Required task:
Write out the data below in full. Keep it exact.

------------------------------------------------------------

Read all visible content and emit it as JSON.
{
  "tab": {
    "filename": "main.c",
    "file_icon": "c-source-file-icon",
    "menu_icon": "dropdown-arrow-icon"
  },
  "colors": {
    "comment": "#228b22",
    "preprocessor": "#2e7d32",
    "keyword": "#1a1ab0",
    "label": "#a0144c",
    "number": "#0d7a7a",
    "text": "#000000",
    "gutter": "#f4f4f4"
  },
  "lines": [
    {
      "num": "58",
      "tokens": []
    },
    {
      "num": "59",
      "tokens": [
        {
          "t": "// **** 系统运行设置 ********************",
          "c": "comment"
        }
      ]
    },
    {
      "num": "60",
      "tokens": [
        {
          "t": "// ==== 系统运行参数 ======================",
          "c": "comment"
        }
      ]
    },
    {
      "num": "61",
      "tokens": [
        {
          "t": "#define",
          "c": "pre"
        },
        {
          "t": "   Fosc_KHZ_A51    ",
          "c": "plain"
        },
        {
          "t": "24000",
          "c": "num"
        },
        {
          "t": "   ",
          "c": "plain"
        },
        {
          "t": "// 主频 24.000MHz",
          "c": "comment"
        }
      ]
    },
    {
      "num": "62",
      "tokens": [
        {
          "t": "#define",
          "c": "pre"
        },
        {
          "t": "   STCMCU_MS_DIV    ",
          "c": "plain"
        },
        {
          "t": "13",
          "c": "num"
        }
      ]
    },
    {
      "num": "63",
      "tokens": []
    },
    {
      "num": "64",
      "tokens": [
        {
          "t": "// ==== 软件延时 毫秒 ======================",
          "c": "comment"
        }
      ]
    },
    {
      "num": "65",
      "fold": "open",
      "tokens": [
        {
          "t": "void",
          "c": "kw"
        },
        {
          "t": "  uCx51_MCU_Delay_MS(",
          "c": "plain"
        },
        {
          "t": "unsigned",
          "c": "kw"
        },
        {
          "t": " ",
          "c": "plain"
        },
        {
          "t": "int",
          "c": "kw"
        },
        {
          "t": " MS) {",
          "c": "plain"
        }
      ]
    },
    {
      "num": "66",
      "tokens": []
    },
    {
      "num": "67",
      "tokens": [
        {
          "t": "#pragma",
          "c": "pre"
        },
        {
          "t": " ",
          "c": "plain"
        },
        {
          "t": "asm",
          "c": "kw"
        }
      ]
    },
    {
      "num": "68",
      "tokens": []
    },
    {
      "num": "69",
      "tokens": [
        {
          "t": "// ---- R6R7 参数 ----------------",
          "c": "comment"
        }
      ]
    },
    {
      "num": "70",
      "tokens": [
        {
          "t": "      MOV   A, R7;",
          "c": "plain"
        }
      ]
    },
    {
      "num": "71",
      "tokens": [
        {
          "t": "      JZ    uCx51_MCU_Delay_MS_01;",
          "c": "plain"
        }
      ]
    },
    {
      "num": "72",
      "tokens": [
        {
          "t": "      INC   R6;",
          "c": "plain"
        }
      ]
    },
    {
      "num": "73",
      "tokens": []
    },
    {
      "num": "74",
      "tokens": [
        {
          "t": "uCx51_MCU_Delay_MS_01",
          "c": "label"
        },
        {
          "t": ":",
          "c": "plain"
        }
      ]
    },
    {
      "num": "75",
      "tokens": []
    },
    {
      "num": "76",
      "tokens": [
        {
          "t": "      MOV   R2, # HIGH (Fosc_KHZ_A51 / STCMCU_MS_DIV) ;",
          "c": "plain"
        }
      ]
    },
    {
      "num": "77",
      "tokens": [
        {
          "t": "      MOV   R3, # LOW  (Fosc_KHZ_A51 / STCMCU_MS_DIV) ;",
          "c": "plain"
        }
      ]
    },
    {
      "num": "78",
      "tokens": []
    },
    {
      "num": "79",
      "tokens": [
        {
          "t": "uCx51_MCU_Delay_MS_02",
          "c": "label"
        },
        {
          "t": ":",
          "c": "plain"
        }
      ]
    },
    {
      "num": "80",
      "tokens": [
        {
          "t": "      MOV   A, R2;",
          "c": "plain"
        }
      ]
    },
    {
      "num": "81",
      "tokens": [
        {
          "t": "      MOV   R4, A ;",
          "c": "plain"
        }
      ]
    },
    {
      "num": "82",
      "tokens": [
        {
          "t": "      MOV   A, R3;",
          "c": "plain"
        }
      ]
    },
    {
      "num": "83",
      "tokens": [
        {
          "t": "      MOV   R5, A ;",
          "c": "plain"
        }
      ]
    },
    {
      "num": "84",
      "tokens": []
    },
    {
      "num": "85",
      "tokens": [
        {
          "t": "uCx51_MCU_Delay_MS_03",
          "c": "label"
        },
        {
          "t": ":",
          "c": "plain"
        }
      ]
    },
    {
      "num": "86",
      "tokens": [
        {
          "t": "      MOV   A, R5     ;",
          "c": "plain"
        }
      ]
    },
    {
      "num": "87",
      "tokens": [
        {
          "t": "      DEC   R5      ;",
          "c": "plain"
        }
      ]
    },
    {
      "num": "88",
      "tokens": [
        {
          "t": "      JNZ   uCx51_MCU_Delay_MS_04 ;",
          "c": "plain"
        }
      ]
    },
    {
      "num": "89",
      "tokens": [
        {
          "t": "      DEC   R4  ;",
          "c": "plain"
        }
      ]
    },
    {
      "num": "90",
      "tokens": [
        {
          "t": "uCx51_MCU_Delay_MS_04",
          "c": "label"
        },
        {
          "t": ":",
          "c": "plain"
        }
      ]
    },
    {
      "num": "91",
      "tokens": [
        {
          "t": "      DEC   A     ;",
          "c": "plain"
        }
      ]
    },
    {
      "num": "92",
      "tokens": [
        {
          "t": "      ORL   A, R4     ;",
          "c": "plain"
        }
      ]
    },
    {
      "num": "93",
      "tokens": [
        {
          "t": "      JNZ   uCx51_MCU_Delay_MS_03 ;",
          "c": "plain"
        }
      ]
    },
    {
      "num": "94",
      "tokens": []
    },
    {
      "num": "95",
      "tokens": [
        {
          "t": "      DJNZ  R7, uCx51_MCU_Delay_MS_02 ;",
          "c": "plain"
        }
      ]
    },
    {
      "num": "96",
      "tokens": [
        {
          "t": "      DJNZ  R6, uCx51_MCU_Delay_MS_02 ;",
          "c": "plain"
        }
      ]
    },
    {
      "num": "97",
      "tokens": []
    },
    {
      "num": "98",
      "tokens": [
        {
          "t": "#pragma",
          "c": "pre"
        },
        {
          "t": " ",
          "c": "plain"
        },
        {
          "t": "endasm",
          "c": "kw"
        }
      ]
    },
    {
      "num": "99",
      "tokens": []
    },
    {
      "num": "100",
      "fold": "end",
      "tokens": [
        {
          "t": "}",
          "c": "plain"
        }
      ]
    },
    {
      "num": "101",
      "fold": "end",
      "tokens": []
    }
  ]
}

------------------------------------------------------------

Expected answer:
Read all visible content and emit it as JSON.
{
  "tab": {
    "filename": "main.c",
    "file_icon": "c-source-file-icon",
    "menu_icon": "dropdown-arrow-icon"
  },
  "colors": {
    "comment": "#228b22",
    "preprocessor": "#2e7d32",
    "keyword": "#1a1ab0",
    "label": "#a0144c",
    "number": "#0d7a7a",
    "text": "#000000",
    "gutter": "#f4f4f4"
  },
  "lines": [
    {
      "num": "58",
      "tokens": []
    },
    {
      "num": "59",
      "tokens": [
        {
          "t": "// **** 系统运行设置 ********************",
          "c": "comment"
        }
      ]
    },
    {
      "num": "60",
      "tokens": [
        {
          "t": "// ==== 系统运行参数 ======================",
          "c": "comment"
        }
      ]
    },
    {
      "num": "61",
      "tokens": [
        {
          "t": "#define",
          "c": "pre"
        },
        {
          "t": "   Fosc_KHZ_A51    ",
          "c": "plain"
        },
        {
          "t": "24000",
          "c": "num"
        },
        {
          "t": "   ",
          "c": "plain"
        },
        {
          "t": "// 主频 24.000MHz",
          "c": "comment"
        }
      ]
    },
    {
      "num": "62",
      "tokens": [
        {
          "t": "#define",
          "c": "pre"
        },
        {
          "t": "   STCMCU_MS_DIV    ",
          "c": "plain"
        },
        {
          "t": "13",
          "c": "num"
        }
      ]
    },
    {
      "num": "63",
      "tokens": []
    },
    {
      "num": "64",
      "tokens": [
        {
          "t": "// ==== 软件延时 毫秒 ======================",
          "c": "comment"
        }
      ]
    },
    {
      "num": "65",
      "fold": "open",
      "tokens": [
        {
          "t": "void",
          "c": "kw"
        },
        {
          "t": "  uCx51_MCU_Delay_MS(",
          "c": "plain"
        },
        {
          "t": "unsigned",
          "c": "kw"
        },
        {
          "t": " ",
          "c": "plain"
        },
        {
          "t": "int",
          "c": "kw"
        },
        {
          "t": " MS) {",
          "c": "plain"
        }
      ]
    },
    {
      "num": "66",
      "tokens": []
    },
    {
      "num": "67",
      "tokens": [
        {
          "t": "#pragma",
          "c": "pre"
        },
        {
          "t": " ",
          "c": "plain"
        },
        {
          "t": "asm",
          "c": "kw"
        }
      ]
    },
    {
      "num": "68",
      "tokens": []
    },
    {
      "num": "69",
      "tokens": [
        {
          "t": "// ---- R6R7 参数 ----------------",
          "c": "comment"
        }
      ]
    },
    {
      "num": "70",
      "tokens": [
        {
          "t": "      MOV   A, R7;",
          "c": "plain"
        }
      ]
    },
    {
      "num": "71",
      "tokens": [
        {
          "t": "      JZ    uCx51_MCU_Delay_MS_01;",
          "c": "plain"
        }
      ]
    },
    {
      "num": "72",
      "tokens": [
        {
          "t": "      INC   R6;",
          "c": "plain"
        }
      ]
    },
    {
      "num": "73",
      "tokens": []
    },
    {
      "num": "74",
      "tokens": [
        {
          "t": "uCx51_MCU_Delay_MS_01",
          "c": "label"
        },
        {
          "t": ":",
          "c": "plain"
        }
      ]
    },
    {
      "num": "75",
      "tokens": []
    },
    {
      "num": "76",
      "tokens": [
        {
          "t": "      MOV   R2, # HIGH (Fosc_KHZ_A51 / STCMCU_MS_DIV) ;",
          "c": "plain"
        }
      ]
    },
    {
      "num": "77",
      "tokens": [
        {
          "t": "      MOV   R3, # LOW  (Fosc_KHZ_A51 / STCMCU_MS_DIV) ;",
          "c": "plain"
        }
      ]
    },
    {
      "num": "78",
      "tokens": []
    },
    {
      "num": "79",
      "tokens": [
        {
          "t": "uCx51_MCU_Delay_MS_02",
          "c": "label"
        },
        {
          "t": ":",
          "c": "plain"
        }
      ]
    },
    {
      "num": "80",
      "tokens": [
        {
          "t": "      MOV   A, R2;",
          "c": "plain"
        }
      ]
    },
    {
      "num": "81",
      "tokens": [
        {
          "t": "      MOV   R4, A ;",
          "c": "plain"
        }
      ]
    },
    {
      "num": "82",
      "tokens": [
        {
          "t": "      MOV   A, R3;",
          "c": "plain"
        }
      ]
    },
    {
      "num": "83",
      "tokens": [
        {
          "t": "      MOV   R5, A ;",
          "c": "plain"
        }
      ]
    },
    {
      "num": "84",
      "tokens": []
    },
    {
      "num": "85",
      "tokens": [
        {
          "t": "uCx51_MCU_Delay_MS_03",
          "c": "label"
        },
        {
          "t": ":",
          "c": "plain"
        }
      ]
    },
    {
      "num": "86",
      "tokens": [
        {
          "t": "      MOV   A, R5     ;",
          "c": "plain"
        }
      ]
    },
    {
      "num": "87",
      "tokens": [
        {
          "t": "      DEC   R5      ;",
          "c": "plain"
        }
      ]
    },
    {
      "num": "88",
      "tokens": [
        {
          "t": "      JNZ   uCx51_MCU_Delay_MS_04 ;",
          "c": "plain"
        }
      ]
    },
    {
      "num": "89",
      "tokens": [
        {
          "t": "      DEC   R4  ;",
          "c": "plain"
        }
      ]
    },
    {
      "num": "90",
      "tokens": [
        {
          "t": "uCx51_MCU_Delay_MS_04",
          "c": "label"
        },
        {
          "t": ":",
          "c": "plain"
        }
      ]
    },
    {
      "num": "91",
      "tokens": [
        {
          "t": "      DEC   A     ;",
          "c": "plain"
        }
      ]
    },
    {
      "num": "92",
      "tokens": [
        {
          "t": "      ORL   A, R4     ;",
          "c": "plain"
        }
      ]
    },
    {
      "num": "93",
      "tokens": [
        {
          "t": "      JNZ   uCx51_MCU_Delay_MS_03 ;",
          "c": "plain"
        }
      ]
    },
    {
      "num": "94",
      "tokens": []
    },
    {
      "num": "95",
      "tokens": [
        {
          "t": "      DJNZ  R7, uCx51_MCU_Delay_MS_02 ;",
          "c": "plain"
        }
      ]
    },
    {
      "num": "96",
      "tokens": [
        {
          "t": "      DJNZ  R6, uCx51_MCU_Delay_MS_02 ;",
          "c": "plain"
        }
      ]
    },
    {
      "num": "97",
      "tokens": []
    },
    {
      "num": "98",
      "tokens": [
        {
          "t": "#pragma",
          "c": "pre"
        },
        {
          "t": " ",
          "c": "plain"
        },
        {
          "t": "endasm",
          "c": "kw"
        }
      ]
    },
    {
      "num": "99",
      "tokens": []
    },
    {
      "num": "100",
      "fold": "end",
      "tokens": [
        {
          "t": "}",
          "c": "plain"
        }
      ]
    },
    {
      "num": "101",
      "fold": "end",
      "tokens": []
    }
  ]
}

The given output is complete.